Selected extract:
Design and implementation of an arduino-based central electronic board for event-driven microscopy

Abstract

For (single-molecule) fluorescence microscopy techniques, central electronic boards are typically used to orchestrate various instruments via analog and digital signals. Often procured from companies providing proprietary software, these boards can manage tasks and controls in sub-microseconds, as exemplified by costly FPGA (fieldprogrammable gate array) boards. However, Arduino-based microcontroller opensource solutions are gaining popularity due to their cost-effectiveness and more straightforward programming despite operating "just" in the millisecond range with sequential control. This project aimed to design and optimize the use of an Arduino-based control board. A comparable level of speed and precision was achieved by utilizing a Teensy microcontroller with 50 Ω load buffered digital outputs and a dedicated digital to analog converter with actively filtered and buffered analog outputs. The digital outputs also offer a time resolution in the microsecond range. The analog outputs operate within a -10 V/+10 V range, offering 16-bit resolution with a rise time between 0.5 μs and 7 μs. An advancement to previous Arduino-based solutions is the simultaneous switching of multiple channels rather than a rapid sequential approach. This has been made possible by leveraging the capability of the microcontroller to update multiple register values concurrently. Additionally, a controller software was developed that, in conjunction with μManager, facilitates the creation and application of complex signal patterns.The development of a new central electronic board contributes to the evolution of costeffective and efficient control systems in microscopy. The underlying idea is to establish a platform for event-driven microscopy, which reacts to an event by image analysis with modified measurement parameters without a significant time delay. The microcontroller approach allows the use of "unlimited" memory for any measurement protocol and convinces with configurability and flexibility.

Problem to solve:
Answer from the abstract on the Arduino-based control board:
1. Which microcontroller did the project use?
2. What voltage range and bit resolution do the analog outputs offer?
3. The controller software works together with which program?

The data:
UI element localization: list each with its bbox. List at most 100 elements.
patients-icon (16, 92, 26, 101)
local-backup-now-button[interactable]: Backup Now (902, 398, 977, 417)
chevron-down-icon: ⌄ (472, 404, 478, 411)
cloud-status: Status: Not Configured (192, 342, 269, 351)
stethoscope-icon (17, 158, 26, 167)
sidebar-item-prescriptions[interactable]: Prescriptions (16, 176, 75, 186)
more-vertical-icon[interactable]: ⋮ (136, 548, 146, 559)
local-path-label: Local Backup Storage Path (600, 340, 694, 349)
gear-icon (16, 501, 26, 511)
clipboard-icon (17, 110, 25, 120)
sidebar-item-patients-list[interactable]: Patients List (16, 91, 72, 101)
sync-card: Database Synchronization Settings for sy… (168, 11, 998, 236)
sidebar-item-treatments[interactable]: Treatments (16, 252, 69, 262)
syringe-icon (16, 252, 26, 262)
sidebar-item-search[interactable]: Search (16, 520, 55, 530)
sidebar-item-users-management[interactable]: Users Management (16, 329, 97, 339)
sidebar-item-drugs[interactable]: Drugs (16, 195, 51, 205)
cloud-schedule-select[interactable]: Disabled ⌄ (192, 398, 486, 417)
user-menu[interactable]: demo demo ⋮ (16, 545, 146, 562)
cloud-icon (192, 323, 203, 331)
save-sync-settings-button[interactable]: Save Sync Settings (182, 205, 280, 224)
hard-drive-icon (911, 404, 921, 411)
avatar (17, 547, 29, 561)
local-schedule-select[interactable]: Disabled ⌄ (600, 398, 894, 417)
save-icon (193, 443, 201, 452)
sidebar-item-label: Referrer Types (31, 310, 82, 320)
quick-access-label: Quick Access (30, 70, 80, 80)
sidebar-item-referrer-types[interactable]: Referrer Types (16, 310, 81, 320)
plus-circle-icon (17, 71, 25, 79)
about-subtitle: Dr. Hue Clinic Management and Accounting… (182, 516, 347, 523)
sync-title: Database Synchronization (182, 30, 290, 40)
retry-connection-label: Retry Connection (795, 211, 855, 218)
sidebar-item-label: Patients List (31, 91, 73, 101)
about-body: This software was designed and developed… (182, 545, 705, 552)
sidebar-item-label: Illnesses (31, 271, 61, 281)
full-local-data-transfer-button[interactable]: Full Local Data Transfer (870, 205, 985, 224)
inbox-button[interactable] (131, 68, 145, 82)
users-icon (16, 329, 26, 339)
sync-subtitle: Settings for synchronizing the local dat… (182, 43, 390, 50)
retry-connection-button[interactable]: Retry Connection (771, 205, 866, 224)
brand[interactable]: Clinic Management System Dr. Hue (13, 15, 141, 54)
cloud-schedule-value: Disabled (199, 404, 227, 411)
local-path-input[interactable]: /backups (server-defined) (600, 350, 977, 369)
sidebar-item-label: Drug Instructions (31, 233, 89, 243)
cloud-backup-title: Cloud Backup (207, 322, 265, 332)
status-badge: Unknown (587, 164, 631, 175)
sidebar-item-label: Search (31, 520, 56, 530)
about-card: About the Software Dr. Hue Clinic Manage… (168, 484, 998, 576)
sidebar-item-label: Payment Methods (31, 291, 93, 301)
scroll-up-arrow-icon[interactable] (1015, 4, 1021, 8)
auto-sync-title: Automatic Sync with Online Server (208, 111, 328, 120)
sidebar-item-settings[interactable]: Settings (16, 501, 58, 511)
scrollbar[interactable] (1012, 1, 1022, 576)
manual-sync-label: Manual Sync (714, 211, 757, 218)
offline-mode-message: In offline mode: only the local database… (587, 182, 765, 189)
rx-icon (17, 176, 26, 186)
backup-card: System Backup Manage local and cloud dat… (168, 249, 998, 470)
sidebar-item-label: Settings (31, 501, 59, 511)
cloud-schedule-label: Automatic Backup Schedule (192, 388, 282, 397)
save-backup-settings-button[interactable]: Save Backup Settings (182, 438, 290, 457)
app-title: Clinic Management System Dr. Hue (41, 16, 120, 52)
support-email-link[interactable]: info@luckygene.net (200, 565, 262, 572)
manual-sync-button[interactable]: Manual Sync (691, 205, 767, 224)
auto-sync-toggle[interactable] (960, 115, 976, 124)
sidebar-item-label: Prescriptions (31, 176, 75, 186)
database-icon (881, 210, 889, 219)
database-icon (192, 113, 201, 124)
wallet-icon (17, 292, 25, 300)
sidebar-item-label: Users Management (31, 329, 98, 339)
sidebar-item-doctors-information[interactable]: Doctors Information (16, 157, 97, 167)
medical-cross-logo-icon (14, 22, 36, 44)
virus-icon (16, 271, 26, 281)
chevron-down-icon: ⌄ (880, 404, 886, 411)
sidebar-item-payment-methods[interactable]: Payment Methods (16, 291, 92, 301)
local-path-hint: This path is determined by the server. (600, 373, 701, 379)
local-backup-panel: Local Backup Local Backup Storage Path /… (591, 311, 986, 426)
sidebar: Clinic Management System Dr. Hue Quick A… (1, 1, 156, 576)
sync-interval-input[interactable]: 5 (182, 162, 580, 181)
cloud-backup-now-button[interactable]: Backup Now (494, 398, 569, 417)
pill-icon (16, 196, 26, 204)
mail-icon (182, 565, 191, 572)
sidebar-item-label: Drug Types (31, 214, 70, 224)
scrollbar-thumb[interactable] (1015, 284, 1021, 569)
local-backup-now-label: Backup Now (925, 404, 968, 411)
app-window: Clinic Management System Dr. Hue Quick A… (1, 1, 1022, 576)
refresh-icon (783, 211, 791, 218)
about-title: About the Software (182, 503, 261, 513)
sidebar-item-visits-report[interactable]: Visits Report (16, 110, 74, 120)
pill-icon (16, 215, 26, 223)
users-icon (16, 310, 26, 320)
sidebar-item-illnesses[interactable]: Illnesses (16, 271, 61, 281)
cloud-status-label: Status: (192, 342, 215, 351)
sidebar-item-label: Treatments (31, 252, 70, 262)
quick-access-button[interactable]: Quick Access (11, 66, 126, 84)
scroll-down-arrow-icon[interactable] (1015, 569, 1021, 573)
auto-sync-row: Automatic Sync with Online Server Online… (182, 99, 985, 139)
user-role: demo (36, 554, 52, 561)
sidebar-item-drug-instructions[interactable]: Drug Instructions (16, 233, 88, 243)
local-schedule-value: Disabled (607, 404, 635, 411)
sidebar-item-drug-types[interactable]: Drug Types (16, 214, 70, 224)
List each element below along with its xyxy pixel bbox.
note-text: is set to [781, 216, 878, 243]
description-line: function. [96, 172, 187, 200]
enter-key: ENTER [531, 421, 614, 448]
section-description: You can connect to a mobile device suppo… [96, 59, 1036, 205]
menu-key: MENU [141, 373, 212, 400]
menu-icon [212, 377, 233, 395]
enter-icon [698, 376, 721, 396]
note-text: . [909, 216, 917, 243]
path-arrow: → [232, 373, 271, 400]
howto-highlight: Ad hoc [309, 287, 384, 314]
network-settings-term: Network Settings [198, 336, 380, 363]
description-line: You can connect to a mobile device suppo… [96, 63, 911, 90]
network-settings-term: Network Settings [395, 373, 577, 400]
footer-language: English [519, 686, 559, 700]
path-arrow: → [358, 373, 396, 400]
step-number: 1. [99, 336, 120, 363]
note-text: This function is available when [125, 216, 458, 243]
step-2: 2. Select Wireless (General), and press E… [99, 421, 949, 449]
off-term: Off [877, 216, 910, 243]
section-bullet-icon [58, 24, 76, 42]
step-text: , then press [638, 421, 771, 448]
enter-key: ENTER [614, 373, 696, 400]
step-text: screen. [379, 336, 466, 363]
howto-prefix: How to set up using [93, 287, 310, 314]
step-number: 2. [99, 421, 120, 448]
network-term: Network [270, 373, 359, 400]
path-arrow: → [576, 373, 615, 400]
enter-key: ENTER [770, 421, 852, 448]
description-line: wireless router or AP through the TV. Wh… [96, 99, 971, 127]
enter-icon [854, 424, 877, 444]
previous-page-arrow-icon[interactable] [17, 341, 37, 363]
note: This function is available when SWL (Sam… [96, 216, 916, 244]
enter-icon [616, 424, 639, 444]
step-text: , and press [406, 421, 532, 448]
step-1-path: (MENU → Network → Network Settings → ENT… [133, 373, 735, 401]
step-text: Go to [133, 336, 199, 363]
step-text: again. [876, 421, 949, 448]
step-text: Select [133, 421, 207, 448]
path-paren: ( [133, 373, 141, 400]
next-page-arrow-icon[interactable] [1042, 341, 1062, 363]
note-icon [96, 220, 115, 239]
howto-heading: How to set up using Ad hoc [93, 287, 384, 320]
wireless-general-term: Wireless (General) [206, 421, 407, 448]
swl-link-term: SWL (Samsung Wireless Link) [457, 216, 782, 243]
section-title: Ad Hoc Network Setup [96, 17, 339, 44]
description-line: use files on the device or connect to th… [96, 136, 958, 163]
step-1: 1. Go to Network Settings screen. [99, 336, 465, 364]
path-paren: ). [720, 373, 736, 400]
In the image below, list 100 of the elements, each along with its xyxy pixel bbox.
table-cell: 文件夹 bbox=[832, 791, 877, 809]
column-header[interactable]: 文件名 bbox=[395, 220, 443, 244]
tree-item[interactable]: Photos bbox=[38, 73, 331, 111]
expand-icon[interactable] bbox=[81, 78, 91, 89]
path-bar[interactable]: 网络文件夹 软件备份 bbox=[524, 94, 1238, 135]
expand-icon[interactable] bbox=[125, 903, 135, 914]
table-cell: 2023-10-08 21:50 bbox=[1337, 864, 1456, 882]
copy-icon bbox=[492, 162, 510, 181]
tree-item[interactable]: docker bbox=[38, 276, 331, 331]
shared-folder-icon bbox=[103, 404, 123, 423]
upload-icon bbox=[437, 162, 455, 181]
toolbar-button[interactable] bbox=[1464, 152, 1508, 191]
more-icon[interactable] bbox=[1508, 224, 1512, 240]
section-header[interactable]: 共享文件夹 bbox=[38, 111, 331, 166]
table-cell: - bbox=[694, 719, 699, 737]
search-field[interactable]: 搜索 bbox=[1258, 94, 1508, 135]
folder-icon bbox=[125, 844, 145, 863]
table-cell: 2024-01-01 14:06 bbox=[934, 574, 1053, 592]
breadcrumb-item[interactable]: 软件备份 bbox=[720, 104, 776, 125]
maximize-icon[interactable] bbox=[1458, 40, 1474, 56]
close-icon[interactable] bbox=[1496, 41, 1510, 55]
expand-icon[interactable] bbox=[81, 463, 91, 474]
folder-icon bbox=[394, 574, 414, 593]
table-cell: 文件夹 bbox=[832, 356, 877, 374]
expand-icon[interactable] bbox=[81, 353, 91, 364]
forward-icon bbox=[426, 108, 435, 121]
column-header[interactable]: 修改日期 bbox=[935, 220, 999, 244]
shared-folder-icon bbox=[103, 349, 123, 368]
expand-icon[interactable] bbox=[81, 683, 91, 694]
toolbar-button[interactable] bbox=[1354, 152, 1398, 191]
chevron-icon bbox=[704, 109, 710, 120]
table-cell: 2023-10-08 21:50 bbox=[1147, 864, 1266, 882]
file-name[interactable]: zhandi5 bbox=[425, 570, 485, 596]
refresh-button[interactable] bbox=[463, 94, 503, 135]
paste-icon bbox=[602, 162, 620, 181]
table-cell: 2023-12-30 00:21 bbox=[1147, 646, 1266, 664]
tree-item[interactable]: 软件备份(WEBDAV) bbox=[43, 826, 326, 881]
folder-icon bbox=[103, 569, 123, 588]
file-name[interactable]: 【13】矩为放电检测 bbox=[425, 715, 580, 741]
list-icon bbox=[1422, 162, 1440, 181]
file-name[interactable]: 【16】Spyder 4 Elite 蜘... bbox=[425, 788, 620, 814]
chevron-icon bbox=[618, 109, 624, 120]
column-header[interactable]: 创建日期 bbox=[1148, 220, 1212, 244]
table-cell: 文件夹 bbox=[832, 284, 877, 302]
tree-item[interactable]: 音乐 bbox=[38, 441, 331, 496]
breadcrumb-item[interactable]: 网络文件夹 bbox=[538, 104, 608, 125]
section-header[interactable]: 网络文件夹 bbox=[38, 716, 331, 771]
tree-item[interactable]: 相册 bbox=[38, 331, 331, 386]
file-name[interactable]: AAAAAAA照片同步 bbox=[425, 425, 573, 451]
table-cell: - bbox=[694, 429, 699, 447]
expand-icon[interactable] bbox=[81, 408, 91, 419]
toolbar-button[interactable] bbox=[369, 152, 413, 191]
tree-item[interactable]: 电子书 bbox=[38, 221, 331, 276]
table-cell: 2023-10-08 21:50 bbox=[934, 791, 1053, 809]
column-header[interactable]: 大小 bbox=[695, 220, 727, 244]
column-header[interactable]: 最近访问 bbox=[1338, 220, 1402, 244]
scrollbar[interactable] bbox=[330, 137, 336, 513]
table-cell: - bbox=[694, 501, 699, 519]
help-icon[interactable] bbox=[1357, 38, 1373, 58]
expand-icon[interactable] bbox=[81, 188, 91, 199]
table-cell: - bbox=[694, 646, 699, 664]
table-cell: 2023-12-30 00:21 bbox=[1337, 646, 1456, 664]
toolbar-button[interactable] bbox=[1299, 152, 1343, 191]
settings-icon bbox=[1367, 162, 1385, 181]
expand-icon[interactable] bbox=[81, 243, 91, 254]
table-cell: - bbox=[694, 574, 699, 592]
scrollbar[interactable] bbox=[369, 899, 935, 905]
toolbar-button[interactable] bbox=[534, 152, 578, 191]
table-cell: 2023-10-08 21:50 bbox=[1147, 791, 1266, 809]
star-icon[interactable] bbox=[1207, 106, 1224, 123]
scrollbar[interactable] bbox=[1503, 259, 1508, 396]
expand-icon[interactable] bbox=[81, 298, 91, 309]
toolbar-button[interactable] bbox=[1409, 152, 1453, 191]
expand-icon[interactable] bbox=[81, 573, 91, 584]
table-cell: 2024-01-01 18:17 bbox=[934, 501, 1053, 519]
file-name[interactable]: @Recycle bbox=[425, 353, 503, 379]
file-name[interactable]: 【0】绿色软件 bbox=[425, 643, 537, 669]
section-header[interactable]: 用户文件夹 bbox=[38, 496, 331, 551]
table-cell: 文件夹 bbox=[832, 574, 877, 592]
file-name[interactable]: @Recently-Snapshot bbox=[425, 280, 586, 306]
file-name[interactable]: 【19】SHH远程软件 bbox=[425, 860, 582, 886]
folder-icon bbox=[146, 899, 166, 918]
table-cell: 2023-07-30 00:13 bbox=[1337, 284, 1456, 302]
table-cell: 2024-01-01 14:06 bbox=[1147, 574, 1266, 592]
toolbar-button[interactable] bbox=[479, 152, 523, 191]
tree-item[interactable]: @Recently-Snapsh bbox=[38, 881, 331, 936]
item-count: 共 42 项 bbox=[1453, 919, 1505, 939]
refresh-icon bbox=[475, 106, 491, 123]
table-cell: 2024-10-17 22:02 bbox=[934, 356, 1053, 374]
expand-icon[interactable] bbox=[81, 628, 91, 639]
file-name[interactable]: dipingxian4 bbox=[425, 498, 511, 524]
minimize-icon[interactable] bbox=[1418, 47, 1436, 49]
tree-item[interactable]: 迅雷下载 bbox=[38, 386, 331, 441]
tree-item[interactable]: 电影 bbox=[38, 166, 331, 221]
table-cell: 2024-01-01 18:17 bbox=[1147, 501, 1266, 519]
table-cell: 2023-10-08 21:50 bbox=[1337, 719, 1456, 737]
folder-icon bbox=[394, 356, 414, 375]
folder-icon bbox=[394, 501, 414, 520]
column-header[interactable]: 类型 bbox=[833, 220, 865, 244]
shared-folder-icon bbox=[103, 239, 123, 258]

Exercise response:
1. A Teensy microcontroller.
2. -10 V/+10 V, with 16-bit resolution.
3. μManager.